%%

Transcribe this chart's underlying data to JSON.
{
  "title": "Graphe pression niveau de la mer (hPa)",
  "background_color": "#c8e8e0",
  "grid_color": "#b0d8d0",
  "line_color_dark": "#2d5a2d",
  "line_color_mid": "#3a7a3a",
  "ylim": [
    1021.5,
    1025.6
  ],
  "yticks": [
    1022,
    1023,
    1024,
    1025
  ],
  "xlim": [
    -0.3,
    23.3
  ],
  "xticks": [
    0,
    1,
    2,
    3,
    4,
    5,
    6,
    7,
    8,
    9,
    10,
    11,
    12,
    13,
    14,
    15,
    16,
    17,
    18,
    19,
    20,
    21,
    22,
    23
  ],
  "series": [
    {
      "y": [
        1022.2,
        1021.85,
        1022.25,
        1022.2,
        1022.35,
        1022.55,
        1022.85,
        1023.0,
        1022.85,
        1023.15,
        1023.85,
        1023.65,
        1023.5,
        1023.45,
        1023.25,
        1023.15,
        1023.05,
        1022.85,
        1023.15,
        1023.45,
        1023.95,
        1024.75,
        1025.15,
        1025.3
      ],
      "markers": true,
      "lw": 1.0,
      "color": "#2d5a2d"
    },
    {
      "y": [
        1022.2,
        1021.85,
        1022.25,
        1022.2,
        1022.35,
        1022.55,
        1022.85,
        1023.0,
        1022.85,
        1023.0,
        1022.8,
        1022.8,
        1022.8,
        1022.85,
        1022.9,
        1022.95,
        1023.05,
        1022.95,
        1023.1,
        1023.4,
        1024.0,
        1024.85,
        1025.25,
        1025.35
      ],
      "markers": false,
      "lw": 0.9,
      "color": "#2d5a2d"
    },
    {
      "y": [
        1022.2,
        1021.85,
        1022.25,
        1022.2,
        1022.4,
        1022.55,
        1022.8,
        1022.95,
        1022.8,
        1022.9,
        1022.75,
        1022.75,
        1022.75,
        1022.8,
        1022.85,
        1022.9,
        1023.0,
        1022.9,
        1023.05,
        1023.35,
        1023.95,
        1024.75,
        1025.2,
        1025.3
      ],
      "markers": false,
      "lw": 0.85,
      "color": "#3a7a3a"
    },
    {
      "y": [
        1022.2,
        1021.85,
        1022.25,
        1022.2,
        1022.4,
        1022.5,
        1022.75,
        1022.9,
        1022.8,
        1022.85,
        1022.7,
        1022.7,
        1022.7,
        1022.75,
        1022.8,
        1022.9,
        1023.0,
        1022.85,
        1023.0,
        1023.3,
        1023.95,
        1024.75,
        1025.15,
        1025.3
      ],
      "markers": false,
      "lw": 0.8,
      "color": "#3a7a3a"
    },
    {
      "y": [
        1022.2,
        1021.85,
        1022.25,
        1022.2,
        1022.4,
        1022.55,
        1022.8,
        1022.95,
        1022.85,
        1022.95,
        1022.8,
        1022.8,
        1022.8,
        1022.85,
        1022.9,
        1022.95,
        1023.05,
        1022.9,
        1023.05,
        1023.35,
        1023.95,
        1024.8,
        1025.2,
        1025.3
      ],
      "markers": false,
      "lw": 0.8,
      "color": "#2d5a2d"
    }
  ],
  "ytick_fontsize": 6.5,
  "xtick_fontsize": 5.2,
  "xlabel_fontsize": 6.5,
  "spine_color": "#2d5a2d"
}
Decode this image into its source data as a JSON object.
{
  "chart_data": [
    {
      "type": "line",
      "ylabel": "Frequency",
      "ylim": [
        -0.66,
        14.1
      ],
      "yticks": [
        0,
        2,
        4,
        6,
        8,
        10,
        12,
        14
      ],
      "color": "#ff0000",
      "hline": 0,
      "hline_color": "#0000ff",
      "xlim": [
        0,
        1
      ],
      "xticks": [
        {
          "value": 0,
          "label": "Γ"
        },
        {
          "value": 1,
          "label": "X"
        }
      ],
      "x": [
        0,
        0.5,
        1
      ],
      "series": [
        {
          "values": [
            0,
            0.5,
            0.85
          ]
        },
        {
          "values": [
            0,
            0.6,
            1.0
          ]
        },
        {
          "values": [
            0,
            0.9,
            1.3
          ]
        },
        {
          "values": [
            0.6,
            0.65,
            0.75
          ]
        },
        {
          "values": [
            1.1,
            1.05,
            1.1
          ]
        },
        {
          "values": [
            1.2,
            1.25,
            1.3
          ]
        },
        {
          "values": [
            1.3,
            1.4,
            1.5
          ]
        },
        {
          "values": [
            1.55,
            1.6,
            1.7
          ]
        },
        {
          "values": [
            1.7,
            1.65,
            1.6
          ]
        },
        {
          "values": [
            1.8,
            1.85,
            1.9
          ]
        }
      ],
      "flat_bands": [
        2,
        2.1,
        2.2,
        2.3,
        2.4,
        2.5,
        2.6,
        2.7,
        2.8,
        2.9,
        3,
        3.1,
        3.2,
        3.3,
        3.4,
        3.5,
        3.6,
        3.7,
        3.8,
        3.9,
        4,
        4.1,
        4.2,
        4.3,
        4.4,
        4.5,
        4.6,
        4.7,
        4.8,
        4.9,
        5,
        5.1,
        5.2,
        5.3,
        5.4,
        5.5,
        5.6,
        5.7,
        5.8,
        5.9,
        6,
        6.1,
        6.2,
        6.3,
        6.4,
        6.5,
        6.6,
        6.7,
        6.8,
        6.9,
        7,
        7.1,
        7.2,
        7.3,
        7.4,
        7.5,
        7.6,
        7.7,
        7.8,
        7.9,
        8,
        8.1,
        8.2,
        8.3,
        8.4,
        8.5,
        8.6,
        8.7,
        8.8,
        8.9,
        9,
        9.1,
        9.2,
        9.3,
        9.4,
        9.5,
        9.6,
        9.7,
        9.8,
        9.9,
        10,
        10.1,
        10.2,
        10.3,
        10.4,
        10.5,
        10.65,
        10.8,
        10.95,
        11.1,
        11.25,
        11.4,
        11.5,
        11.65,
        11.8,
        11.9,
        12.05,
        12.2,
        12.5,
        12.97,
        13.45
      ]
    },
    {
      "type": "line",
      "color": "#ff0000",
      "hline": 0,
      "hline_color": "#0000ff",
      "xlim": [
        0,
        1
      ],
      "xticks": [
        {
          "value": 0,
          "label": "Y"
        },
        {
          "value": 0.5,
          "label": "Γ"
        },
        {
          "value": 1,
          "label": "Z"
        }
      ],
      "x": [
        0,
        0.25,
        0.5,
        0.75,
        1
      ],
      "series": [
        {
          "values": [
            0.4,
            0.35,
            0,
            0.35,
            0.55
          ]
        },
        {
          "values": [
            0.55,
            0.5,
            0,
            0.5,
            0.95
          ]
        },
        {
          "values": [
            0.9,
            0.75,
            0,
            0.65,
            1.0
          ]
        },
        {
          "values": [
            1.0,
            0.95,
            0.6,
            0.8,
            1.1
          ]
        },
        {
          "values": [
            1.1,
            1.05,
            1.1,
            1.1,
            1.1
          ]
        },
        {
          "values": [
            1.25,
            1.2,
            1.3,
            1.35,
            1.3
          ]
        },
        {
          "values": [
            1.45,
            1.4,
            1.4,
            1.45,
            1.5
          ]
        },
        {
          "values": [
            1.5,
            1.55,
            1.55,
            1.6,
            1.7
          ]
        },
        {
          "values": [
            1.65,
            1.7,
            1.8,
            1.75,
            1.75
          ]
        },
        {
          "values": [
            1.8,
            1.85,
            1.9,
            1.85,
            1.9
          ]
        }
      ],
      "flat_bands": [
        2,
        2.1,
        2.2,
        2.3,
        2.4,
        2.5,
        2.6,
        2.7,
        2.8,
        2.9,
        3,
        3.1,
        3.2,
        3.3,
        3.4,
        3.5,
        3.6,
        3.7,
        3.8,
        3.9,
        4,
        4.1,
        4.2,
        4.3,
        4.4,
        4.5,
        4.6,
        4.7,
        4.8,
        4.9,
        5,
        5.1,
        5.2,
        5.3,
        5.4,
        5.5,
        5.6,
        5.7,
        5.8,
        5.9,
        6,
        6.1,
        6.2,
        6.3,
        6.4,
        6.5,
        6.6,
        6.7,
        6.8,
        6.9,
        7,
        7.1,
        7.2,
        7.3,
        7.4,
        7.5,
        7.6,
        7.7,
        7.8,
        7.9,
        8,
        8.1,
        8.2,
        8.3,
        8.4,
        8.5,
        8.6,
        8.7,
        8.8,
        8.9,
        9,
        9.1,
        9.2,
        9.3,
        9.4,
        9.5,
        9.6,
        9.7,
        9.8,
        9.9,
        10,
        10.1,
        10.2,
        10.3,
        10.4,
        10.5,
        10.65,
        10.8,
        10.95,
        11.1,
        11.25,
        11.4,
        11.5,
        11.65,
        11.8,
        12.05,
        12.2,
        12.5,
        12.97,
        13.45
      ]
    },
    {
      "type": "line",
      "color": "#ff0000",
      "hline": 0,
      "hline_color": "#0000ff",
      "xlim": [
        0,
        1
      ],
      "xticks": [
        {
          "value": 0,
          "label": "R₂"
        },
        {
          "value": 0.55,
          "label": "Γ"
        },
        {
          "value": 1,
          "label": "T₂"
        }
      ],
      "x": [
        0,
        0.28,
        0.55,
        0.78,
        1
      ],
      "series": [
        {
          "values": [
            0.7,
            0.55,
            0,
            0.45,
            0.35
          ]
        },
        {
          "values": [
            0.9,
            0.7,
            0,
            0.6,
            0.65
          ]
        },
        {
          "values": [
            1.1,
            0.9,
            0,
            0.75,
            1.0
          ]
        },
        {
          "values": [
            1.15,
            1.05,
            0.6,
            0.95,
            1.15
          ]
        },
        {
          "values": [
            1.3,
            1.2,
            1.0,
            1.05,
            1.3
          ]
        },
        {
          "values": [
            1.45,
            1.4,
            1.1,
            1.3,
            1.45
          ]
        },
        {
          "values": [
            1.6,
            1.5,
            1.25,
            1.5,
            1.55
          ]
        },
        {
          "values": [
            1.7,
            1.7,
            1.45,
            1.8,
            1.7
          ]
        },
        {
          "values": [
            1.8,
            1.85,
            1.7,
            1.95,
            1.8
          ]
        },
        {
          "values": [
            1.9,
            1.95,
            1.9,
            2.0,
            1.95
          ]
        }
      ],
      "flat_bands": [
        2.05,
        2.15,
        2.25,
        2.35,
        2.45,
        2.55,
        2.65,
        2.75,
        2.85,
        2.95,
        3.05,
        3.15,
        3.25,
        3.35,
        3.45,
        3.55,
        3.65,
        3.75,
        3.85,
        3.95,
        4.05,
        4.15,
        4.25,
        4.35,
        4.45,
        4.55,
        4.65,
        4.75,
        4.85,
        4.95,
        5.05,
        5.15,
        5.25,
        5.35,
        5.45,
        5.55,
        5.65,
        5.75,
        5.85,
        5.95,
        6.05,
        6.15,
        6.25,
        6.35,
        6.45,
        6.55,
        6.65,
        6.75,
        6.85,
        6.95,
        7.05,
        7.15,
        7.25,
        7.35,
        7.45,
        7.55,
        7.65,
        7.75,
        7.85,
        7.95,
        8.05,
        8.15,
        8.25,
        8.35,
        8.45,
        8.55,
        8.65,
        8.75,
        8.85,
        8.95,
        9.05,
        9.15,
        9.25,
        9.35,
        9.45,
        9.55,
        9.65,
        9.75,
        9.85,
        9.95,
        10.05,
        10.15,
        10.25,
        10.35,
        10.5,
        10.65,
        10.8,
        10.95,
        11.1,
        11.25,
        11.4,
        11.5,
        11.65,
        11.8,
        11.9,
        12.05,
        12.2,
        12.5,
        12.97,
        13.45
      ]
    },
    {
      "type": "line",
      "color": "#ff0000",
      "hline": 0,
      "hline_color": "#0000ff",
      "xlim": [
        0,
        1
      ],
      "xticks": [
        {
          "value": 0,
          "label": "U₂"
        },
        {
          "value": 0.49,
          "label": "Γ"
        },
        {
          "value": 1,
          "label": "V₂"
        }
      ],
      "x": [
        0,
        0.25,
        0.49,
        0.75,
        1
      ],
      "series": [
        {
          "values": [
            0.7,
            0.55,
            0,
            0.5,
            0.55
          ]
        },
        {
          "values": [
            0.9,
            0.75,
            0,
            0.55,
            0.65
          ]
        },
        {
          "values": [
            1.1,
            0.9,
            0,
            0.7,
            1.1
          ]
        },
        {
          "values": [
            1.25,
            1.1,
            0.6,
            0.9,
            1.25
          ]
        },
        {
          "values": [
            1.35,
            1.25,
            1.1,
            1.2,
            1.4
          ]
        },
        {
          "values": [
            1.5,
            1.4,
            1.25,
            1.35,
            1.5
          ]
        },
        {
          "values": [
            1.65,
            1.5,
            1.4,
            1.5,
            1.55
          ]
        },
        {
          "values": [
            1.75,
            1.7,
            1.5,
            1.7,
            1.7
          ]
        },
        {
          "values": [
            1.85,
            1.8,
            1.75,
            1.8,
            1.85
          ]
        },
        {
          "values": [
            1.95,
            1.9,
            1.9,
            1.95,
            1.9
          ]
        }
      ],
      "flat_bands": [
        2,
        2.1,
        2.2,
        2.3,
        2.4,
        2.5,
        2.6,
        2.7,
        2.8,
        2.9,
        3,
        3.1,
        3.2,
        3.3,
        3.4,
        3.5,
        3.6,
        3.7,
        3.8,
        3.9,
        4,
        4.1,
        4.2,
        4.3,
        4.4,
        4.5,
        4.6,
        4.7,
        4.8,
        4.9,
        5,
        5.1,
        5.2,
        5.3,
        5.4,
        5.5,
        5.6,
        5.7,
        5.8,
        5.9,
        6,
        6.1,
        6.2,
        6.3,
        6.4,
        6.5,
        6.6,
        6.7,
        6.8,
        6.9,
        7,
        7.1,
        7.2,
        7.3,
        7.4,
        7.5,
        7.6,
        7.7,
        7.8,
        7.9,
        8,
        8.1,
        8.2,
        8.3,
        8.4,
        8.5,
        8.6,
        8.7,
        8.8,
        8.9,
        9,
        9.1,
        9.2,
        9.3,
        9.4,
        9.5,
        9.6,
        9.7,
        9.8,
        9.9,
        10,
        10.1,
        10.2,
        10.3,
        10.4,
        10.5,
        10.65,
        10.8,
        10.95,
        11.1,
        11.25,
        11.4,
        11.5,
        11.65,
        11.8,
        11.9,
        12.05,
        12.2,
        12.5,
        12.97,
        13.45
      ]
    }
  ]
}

%%

**Given request:**
Only a number is wanted here: how many lines in the data above include the string "this"?

**Answer for the task:**
2